_Dataset rows_:

>> Start

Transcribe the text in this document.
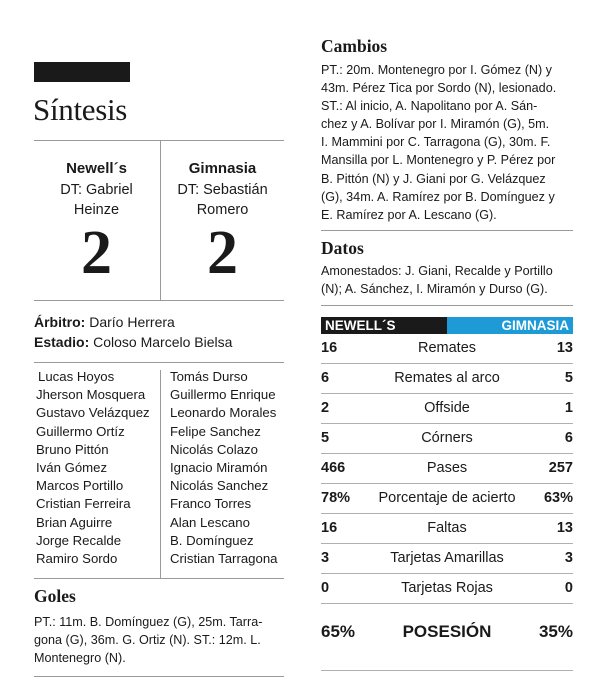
Síntesis
Newell´s
DT: Gabriel
Heinze
2
Gimnasia
DT: Sebastián
Romero
2
Árbitro: Darío Herrera
Estadio: Coloso Marcelo Bielsa
Lucas Hoyos
Jherson Mosquera
Gustavo Velázquez
Guillermo Ortíz
Bruno Pittón
Iván Gómez
Marcos Portillo
Cristian Ferreira
Brian Aguirre
Jorge Recalde
Ramiro Sordo
Tomás Durso
Guillermo Enrique
Leonardo Morales
Felipe Sanchez
Nicolás Colazo
Ignacio Miramón
Nicolás Sanchez
Franco Torres
Alan Lescano
B. Domínguez
Cristian Tarragona
Goles
PT.: 11m. B. Domínguez (G), 25m. Tarra-
gona (G), 36m. G. Ortiz (N). ST.: 12m. L.
Montenegro (N).
Cambios
PT.: 20m. Montenegro por I. Gómez (N) y
43m. Pérez Tica por Sordo (N), lesionado.
ST.: Al inicio, A. Napolitano por A. Sán-
chez y A. Bolívar por I. Miramón (G), 5m.
I. Mammini por C. Tarragona (G), 30m. F.
Mansilla por L. Montenegro y P. Pérez por
B. Pittón (N) y J. Giani por G. Velázquez
(G), 34m. A. Ramírez por B. Domínguez y
E. Ramírez por A. Lescano (G).
Datos
Amonestados: J. Giani, Recalde y Portillo
(N); A. Sánchez, I. Miramón y Durso (G).
NEWELL´S	GIMNASIA
16	Remates	13
6	Remates al arco	5
2	Offside	1
5	Córners	6
466	Pases	257
78%	Porcentaje de acierto	63%
16	Faltas	13
3	Tarjetas Amarillas	3
0	Tarjetas Rojas	0
65%	POSESIÓN	35%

>> End

_Aim of the exercise_: Pictures in the records must not appear in the copy; transcribe everything else precisely.

_Response to the exercise_:
Transcribe the text in this document.
Síntesis
Newell´s
DT: Gabriel
Heinze
2
Gimnasia
DT: Sebastián
Romero
2
Árbitro: Darío Herrera
Estadio: Coloso Marcelo Bielsa
Lucas Hoyos
Jherson Mosquera
Gustavo Velázquez
Guillermo Ortíz
Bruno Pittón
Iván Gómez
Marcos Portillo
Cristian Ferreira
Brian Aguirre
Jorge Recalde
Ramiro Sordo
Tomás Durso
Guillermo Enrique
Leonardo Morales
Felipe Sanchez
Nicolás Colazo
Ignacio Miramón
Nicolás Sanchez
Franco Torres
Alan Lescano
B. Domínguez
Cristian Tarragona
Goles
PT.: 11m. B. Domínguez (G), 25m. Tarra-
gona (G), 36m. G. Ortiz (N). ST.: 12m. L.
Montenegro (N).
Cambios
PT.: 20m. Montenegro por I. Gómez (N) y
43m. Pérez Tica por Sordo (N), lesionado.
ST.: Al inicio, A. Napolitano por A. Sán-
chez y A. Bolívar por I. Miramón (G), 5m.
I. Mammini por C. Tarragona (G), 30m. F.
Mansilla por L. Montenegro y P. Pérez por
B. Pittón (N) y J. Giani por G. Velázquez
(G), 34m. A. Ramírez por B. Domínguez y
E. Ramírez por A. Lescano (G).
Datos
Amonestados: J. Giani, Recalde y Portillo
(N); A. Sánchez, I. Miramón y Durso (G).
NEWELL´S	GIMNASIA
16	Remates	13
6	Remates al arco	5
2	Offside	1
5	Córners	6
466	Pases	257
78%	Porcentaje de acierto	63%
16	Faltas	13
3	Tarjetas Amarillas	3
0	Tarjetas Rojas	0
65%	POSESIÓN	35%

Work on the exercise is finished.